=== Work to complete ===
Write down every entry below once more, exactly.

━━ Excerpted data

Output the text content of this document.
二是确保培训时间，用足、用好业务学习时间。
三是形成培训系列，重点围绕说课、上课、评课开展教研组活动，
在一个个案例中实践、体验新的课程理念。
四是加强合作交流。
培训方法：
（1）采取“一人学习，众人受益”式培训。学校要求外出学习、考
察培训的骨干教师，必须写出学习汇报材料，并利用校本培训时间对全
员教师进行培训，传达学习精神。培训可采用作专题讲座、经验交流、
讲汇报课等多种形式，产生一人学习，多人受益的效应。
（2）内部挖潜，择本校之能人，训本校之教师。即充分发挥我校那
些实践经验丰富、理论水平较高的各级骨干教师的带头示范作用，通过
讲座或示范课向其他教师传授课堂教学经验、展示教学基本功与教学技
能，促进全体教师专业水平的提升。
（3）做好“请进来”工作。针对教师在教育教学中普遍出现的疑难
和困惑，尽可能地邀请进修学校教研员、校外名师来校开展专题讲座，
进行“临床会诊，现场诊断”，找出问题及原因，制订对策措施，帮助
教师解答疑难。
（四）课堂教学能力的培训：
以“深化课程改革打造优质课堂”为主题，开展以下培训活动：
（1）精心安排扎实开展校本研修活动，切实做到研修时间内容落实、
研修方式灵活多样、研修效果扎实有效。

━━━━

=== Written solution ===
Output the text content of this document.
二是确保培训时间，用足、用好业务学习时间。
三是形成培训系列，重点围绕说课、上课、评课开展教研组活动，
在一个个案例中实践、体验新的课程理念。
四是加强合作交流。
培训方法：
（1）采取“一人学习，众人受益”式培训。学校要求外出学习、考
察培训的骨干教师，必须写出学习汇报材料，并利用校本培训时间对全
员教师进行培训，传达学习精神。培训可采用作专题讲座、经验交流、
讲汇报课等多种形式，产生一人学习，多人受益的效应。
（2）内部挖潜，择本校之能人，训本校之教师。即充分发挥我校那
些实践经验丰富、理论水平较高的各级骨干教师的带头示范作用，通过
讲座或示范课向其他教师传授课堂教学经验、展示教学基本功与教学技
能，促进全体教师专业水平的提升。
（3）做好“请进来”工作。针对教师在教育教学中普遍出现的疑难
和困惑，尽可能地邀请进修学校教研员、校外名师来校开展专题讲座，
进行“临床会诊，现场诊断”，找出问题及原因，制订对策措施，帮助
教师解答疑难。
（四）课堂教学能力的培训：
以“深化课程改革打造优质课堂”为主题，开展以下培训活动：
（1）精心安排扎实开展校本研修活动，切实做到研修时间内容落实、
研修方式灵活多样、研修效果扎实有效。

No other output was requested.